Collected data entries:
-- Start --
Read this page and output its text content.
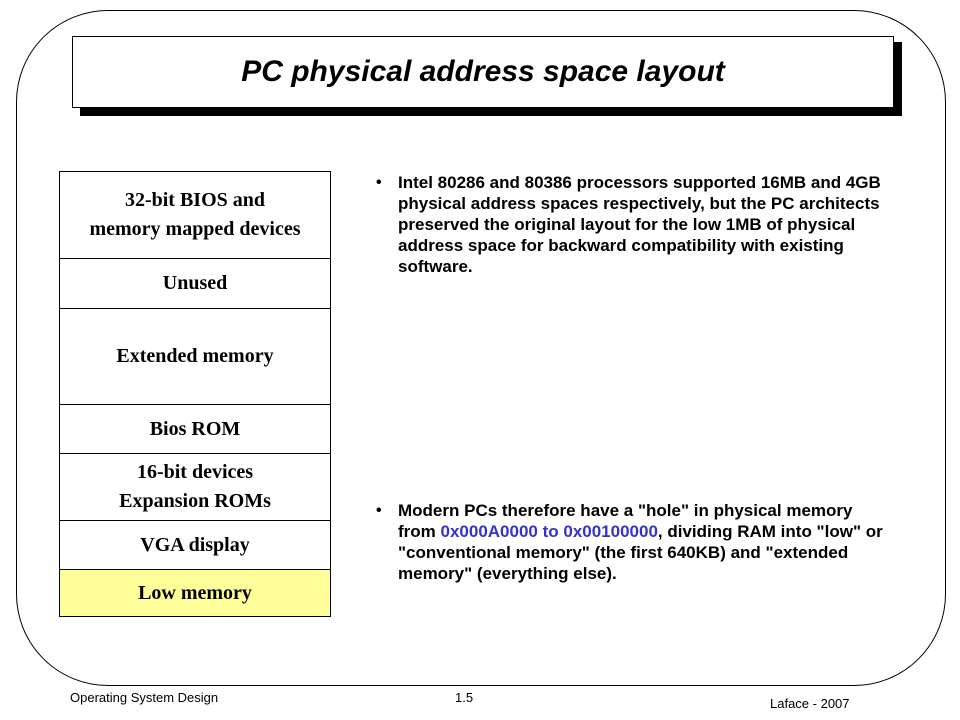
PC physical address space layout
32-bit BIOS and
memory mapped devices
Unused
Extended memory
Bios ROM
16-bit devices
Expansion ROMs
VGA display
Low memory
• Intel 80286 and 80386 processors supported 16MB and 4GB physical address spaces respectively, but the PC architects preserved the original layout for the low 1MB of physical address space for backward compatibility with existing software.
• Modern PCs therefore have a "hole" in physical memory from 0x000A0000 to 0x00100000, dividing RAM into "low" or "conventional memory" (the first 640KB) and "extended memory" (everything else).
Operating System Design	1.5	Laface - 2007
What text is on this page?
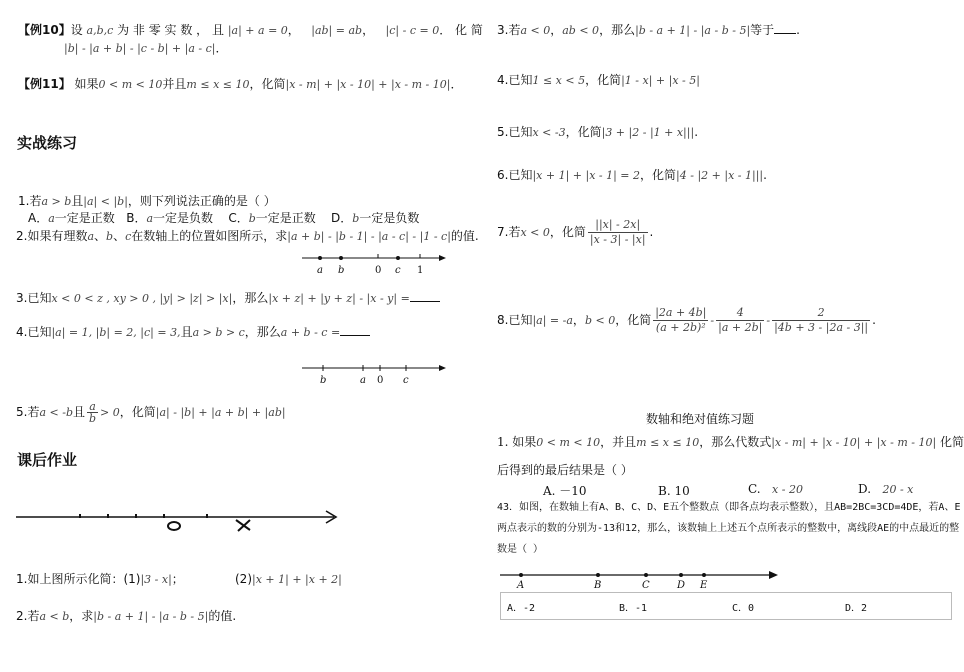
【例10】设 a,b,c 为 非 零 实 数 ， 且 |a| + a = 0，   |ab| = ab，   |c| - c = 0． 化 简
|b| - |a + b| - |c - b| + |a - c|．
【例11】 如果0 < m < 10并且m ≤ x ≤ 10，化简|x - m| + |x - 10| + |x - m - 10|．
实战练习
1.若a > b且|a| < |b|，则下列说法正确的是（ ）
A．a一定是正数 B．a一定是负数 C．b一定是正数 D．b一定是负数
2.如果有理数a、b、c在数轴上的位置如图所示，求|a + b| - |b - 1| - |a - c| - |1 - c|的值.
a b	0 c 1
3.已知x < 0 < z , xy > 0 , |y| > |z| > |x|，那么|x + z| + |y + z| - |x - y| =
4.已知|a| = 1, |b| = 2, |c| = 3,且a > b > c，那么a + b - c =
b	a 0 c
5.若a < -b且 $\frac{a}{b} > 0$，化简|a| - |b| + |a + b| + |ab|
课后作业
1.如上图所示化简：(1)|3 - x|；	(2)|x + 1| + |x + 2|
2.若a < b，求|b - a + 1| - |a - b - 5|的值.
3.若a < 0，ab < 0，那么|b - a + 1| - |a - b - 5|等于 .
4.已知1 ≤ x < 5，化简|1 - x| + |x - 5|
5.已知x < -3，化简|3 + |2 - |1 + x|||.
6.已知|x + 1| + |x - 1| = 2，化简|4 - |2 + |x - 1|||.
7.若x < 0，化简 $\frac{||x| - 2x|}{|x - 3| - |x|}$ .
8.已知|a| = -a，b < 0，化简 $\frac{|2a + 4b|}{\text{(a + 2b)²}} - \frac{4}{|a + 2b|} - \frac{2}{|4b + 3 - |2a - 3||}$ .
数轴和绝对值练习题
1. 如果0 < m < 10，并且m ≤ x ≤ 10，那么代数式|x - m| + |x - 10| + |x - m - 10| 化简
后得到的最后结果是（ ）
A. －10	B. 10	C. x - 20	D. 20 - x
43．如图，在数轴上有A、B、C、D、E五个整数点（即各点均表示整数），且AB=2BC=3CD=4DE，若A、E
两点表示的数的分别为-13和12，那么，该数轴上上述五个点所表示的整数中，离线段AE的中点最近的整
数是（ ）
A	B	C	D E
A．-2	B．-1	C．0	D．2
-- End --
-- Start --
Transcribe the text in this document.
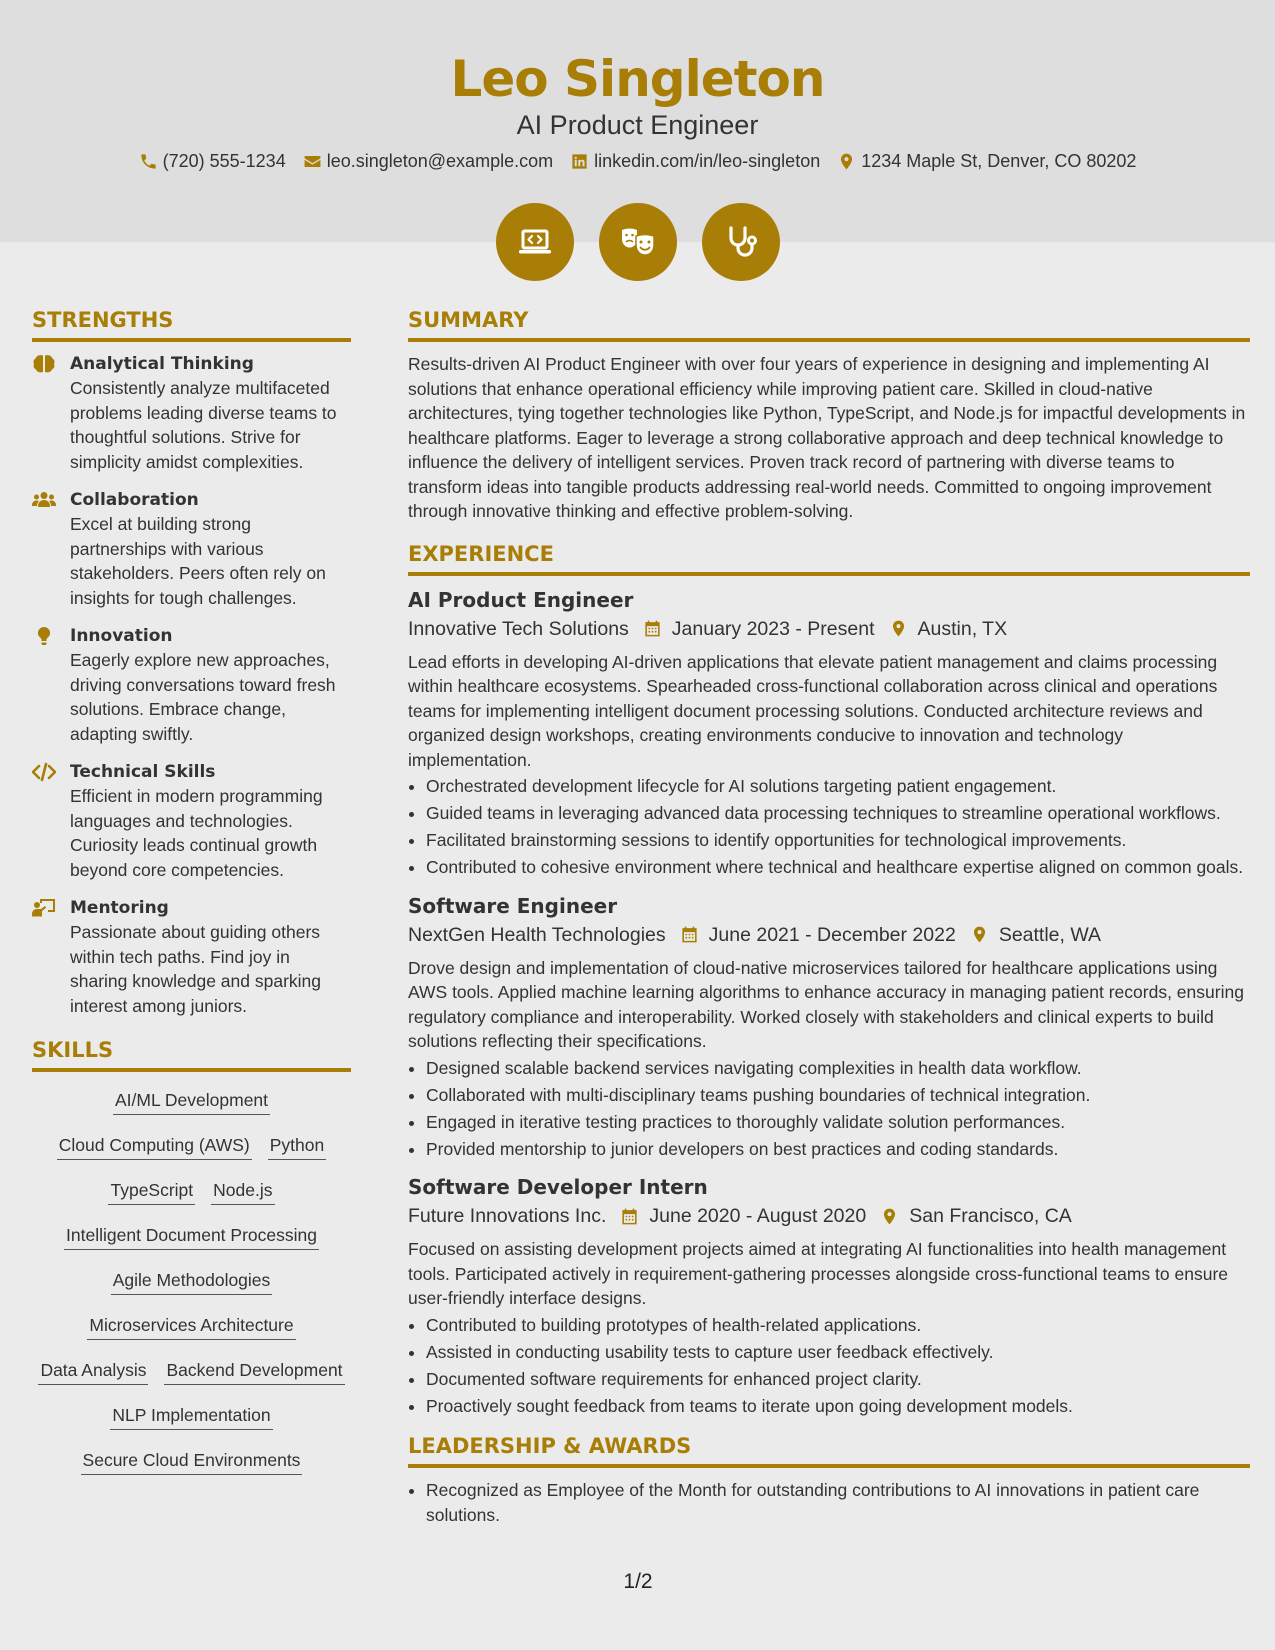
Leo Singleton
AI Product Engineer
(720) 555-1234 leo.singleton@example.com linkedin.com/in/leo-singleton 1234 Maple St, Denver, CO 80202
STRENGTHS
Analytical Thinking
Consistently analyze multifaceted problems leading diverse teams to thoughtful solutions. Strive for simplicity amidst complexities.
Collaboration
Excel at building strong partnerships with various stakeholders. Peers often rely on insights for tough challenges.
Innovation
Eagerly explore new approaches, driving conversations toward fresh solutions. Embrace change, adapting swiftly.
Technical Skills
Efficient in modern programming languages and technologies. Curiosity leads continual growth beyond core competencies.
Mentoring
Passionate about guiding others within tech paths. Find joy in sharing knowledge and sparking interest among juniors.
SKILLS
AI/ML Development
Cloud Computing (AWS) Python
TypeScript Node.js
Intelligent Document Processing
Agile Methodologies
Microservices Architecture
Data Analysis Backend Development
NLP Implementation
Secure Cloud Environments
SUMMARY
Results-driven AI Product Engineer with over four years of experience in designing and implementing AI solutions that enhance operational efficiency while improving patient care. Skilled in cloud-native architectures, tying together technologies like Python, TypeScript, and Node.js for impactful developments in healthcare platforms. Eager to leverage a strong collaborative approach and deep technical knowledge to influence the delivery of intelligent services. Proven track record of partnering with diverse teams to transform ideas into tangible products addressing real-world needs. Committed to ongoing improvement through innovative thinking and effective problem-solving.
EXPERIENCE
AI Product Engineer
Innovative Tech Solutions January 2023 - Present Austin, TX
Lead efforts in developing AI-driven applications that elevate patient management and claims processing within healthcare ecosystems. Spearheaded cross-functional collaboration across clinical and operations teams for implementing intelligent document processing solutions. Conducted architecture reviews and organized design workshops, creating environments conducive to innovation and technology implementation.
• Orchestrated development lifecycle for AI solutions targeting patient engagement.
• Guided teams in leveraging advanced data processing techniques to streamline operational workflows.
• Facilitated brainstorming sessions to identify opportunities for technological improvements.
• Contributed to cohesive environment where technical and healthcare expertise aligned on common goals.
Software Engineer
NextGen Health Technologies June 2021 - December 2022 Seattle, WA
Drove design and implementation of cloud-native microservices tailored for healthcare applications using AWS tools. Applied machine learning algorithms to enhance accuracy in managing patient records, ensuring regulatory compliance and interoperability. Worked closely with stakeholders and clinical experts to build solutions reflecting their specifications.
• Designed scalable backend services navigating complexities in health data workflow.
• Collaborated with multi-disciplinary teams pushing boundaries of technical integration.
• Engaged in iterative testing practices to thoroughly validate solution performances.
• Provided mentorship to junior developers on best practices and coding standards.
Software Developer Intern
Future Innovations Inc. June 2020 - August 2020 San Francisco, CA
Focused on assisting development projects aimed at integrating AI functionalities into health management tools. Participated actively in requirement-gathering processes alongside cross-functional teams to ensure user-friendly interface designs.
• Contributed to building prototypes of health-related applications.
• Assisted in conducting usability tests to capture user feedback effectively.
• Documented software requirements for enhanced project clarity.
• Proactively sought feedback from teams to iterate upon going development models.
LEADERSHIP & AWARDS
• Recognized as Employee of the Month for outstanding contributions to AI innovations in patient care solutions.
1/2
-- End --
WHAT IS EXPECTED ▸ How many lines of these entries hold the string "into"? Answer with the number alone.

ANSWER BELOW ▸ 3